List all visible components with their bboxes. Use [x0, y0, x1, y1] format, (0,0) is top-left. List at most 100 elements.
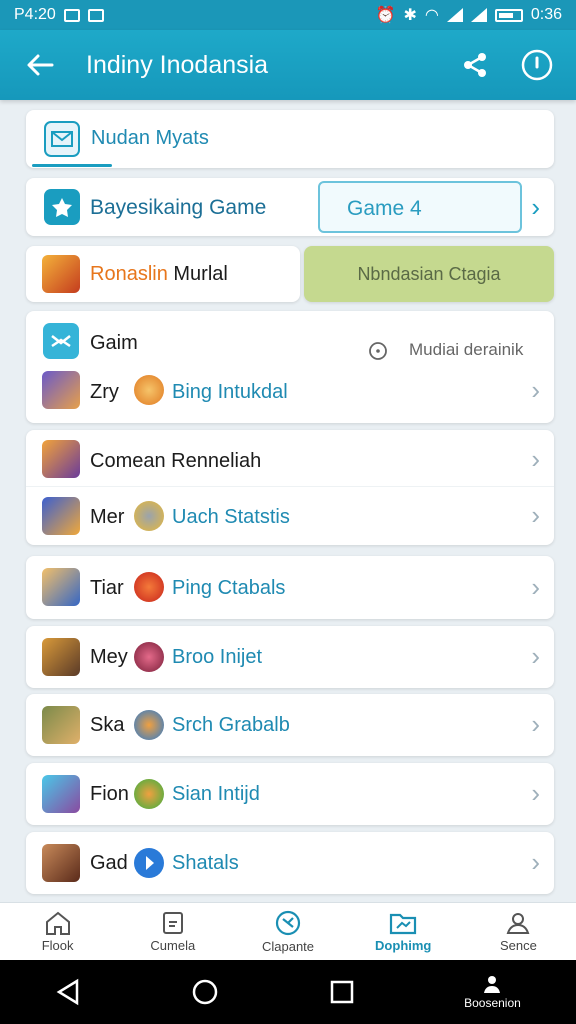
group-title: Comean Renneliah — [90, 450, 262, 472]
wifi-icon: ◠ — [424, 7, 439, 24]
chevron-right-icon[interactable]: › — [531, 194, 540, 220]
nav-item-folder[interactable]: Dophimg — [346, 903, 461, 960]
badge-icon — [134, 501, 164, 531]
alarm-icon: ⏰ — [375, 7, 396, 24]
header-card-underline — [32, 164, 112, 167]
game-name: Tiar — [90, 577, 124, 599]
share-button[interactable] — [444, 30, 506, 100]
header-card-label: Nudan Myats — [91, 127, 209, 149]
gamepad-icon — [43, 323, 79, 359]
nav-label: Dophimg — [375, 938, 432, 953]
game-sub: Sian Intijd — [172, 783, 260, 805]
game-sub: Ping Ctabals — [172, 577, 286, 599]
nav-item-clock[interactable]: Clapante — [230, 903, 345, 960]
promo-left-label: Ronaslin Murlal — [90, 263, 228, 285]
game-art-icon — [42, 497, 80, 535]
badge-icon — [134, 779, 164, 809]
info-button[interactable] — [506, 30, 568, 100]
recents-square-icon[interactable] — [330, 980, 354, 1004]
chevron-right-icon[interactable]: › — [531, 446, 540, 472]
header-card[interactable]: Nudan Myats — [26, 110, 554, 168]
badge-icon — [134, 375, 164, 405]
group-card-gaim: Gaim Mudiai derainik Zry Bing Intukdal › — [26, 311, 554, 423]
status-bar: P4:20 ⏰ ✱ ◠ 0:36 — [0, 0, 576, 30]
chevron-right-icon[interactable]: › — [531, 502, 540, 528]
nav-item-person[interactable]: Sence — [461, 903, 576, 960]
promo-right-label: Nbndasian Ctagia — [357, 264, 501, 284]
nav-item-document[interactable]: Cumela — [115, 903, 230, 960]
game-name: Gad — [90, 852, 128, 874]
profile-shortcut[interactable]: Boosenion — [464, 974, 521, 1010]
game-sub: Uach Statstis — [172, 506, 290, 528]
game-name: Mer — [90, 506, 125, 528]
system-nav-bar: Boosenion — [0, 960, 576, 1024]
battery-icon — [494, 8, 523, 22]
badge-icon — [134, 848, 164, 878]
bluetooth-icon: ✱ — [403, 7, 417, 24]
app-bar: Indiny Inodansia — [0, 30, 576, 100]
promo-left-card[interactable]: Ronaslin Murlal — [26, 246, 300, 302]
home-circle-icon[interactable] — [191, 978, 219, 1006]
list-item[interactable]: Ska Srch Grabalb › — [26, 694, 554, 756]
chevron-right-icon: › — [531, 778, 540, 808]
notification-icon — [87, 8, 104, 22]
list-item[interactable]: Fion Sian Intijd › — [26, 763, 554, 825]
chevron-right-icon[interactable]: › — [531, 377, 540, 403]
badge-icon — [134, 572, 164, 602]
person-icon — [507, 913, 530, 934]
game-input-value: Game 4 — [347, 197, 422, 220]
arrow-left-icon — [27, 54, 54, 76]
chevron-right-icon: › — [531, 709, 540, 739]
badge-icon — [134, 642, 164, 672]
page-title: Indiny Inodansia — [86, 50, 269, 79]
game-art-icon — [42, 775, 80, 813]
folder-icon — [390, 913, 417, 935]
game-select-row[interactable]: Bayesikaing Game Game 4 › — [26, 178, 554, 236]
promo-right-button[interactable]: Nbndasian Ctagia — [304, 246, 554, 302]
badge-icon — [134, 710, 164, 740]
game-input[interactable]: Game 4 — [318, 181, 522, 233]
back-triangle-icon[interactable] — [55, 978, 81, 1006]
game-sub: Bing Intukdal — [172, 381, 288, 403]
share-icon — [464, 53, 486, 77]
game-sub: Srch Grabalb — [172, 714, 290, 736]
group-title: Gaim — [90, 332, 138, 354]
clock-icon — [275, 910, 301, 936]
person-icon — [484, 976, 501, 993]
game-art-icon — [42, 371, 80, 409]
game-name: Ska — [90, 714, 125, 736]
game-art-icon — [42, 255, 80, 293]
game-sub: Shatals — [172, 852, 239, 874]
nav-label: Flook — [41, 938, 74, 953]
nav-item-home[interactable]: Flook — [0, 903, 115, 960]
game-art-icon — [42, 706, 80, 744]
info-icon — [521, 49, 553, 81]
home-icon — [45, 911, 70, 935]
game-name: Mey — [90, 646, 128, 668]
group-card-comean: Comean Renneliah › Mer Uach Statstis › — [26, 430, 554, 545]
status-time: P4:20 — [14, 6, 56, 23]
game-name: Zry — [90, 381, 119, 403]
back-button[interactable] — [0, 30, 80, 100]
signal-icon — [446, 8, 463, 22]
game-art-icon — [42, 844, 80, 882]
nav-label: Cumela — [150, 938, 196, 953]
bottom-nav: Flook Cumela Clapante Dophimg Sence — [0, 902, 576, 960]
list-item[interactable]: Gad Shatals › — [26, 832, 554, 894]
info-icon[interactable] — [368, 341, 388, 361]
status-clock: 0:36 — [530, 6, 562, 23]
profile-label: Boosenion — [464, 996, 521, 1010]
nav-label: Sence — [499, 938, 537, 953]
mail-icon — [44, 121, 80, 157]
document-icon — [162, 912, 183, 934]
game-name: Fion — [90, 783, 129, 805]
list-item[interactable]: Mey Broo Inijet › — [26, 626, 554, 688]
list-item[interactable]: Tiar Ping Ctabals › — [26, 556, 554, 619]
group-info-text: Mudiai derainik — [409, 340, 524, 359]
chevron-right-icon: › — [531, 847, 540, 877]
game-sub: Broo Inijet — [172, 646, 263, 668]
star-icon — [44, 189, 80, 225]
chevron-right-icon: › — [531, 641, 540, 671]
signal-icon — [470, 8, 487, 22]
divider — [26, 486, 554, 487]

----

Rewrite all the records above, replacing every "chevron-right-icon" with "arrow-right-icon" and changing nothing else. Leave the pictures out.

Response -
List all visible components with their bboxes. Use [x0, y0, x1, y1] format, (0,0) is top-left. List at most 100 elements.
group-title: Comean Renneliah — [90, 450, 262, 472]
wifi-icon: ◠ — [424, 7, 439, 24]
arrow-right-icon[interactable]: › — [531, 194, 540, 220]
nav-item-folder[interactable]: Dophimg — [346, 903, 461, 960]
badge-icon — [134, 501, 164, 531]
alarm-icon: ⏰ — [375, 7, 396, 24]
header-card-underline — [32, 164, 112, 167]
game-name: Tiar — [90, 577, 124, 599]
share-button[interactable] — [444, 30, 506, 100]
header-card-label: Nudan Myats — [91, 127, 209, 149]
gamepad-icon — [43, 323, 79, 359]
nav-label: Dophimg — [375, 938, 432, 953]
game-sub: Sian Intijd — [172, 783, 260, 805]
game-sub: Ping Ctabals — [172, 577, 286, 599]
nav-item-clock[interactable]: Clapante — [230, 903, 345, 960]
promo-left-label: Ronaslin Murlal — [90, 263, 228, 285]
game-art-icon — [42, 497, 80, 535]
badge-icon — [134, 779, 164, 809]
info-button[interactable] — [506, 30, 568, 100]
recents-square-icon[interactable] — [330, 980, 354, 1004]
arrow-right-icon[interactable]: › — [531, 446, 540, 472]
header-card[interactable]: Nudan Myats — [26, 110, 554, 168]
badge-icon — [134, 375, 164, 405]
group-card-gaim: Gaim Mudiai derainik Zry Bing Intukdal › — [26, 311, 554, 423]
status-bar: P4:20 ⏰ ✱ ◠ 0:36 — [0, 0, 576, 30]
arrow-right-icon[interactable]: › — [531, 502, 540, 528]
nav-item-person[interactable]: Sence — [461, 903, 576, 960]
promo-right-label: Nbndasian Ctagia — [357, 264, 501, 284]
nav-item-document[interactable]: Cumela — [115, 903, 230, 960]
game-name: Gad — [90, 852, 128, 874]
profile-shortcut[interactable]: Boosenion — [464, 974, 521, 1010]
game-sub: Uach Statstis — [172, 506, 290, 528]
game-name: Mer — [90, 506, 125, 528]
system-nav-bar: Boosenion — [0, 960, 576, 1024]
battery-icon — [494, 8, 523, 22]
badge-icon — [134, 848, 164, 878]
bluetooth-icon: ✱ — [403, 7, 417, 24]
app-bar: Indiny Inodansia — [0, 30, 576, 100]
promo-left-card[interactable]: Ronaslin Murlal — [26, 246, 300, 302]
home-circle-icon[interactable] — [191, 978, 219, 1006]
list-item[interactable]: Ska Srch Grabalb › — [26, 694, 554, 756]
arrow-right-icon: › — [531, 778, 540, 808]
notification-icon — [87, 8, 104, 22]
list-item[interactable]: Fion Sian Intijd › — [26, 763, 554, 825]
arrow-right-icon[interactable]: › — [531, 377, 540, 403]
badge-icon — [134, 572, 164, 602]
person-icon — [507, 913, 530, 934]
game-input-value: Game 4 — [347, 197, 422, 220]
arrow-left-icon — [27, 54, 54, 76]
arrow-right-icon: › — [531, 709, 540, 739]
badge-icon — [134, 642, 164, 672]
page-title: Indiny Inodansia — [86, 50, 269, 79]
game-art-icon — [42, 775, 80, 813]
folder-icon — [390, 913, 417, 935]
game-select-row[interactable]: Bayesikaing Game Game 4 › — [26, 178, 554, 236]
promo-right-button[interactable]: Nbndasian Ctagia — [304, 246, 554, 302]
badge-icon — [134, 710, 164, 740]
game-input[interactable]: Game 4 — [318, 181, 522, 233]
back-triangle-icon[interactable] — [55, 978, 81, 1006]
game-sub: Bing Intukdal — [172, 381, 288, 403]
share-icon — [464, 53, 486, 77]
game-sub: Srch Grabalb — [172, 714, 290, 736]
group-title: Gaim — [90, 332, 138, 354]
clock-icon — [275, 910, 301, 936]
person-icon — [484, 976, 501, 993]
game-art-icon — [42, 371, 80, 409]
game-name: Ska — [90, 714, 125, 736]
game-art-icon — [42, 255, 80, 293]
game-sub: Shatals — [172, 852, 239, 874]
nav-label: Flook — [41, 938, 74, 953]
nav-item-home[interactable]: Flook — [0, 903, 115, 960]
game-art-icon — [42, 706, 80, 744]
info-icon — [521, 49, 553, 81]
home-icon — [45, 911, 70, 935]
game-name: Mey — [90, 646, 128, 668]
group-card-comean: Comean Renneliah › Mer Uach Statstis › — [26, 430, 554, 545]
status-time: P4:20 — [14, 6, 56, 23]
game-name: Zry — [90, 381, 119, 403]
back-button[interactable] — [0, 30, 80, 100]
signal-icon — [446, 8, 463, 22]
game-art-icon — [42, 844, 80, 882]
nav-label: Cumela — [150, 938, 196, 953]
bottom-nav: Flook Cumela Clapante Dophimg Sence — [0, 902, 576, 960]
list-item[interactable]: Gad Shatals › — [26, 832, 554, 894]
info-icon[interactable] — [368, 341, 388, 361]
status-clock: 0:36 — [530, 6, 562, 23]
profile-label: Boosenion — [464, 996, 521, 1010]
nav-label: Sence — [499, 938, 537, 953]
mail-icon — [44, 121, 80, 157]
document-icon — [162, 912, 183, 934]
game-name: Fion — [90, 783, 129, 805]
list-item[interactable]: Mey Broo Inijet › — [26, 626, 554, 688]
list-item[interactable]: Tiar Ping Ctabals › — [26, 556, 554, 619]
group-info-text: Mudiai derainik — [409, 340, 524, 359]
arrow-right-icon: › — [531, 847, 540, 877]
game-sub: Broo Inijet — [172, 646, 263, 668]
star-icon — [44, 189, 80, 225]
arrow-right-icon: › — [531, 641, 540, 671]
signal-icon — [470, 8, 487, 22]
divider — [26, 486, 554, 487]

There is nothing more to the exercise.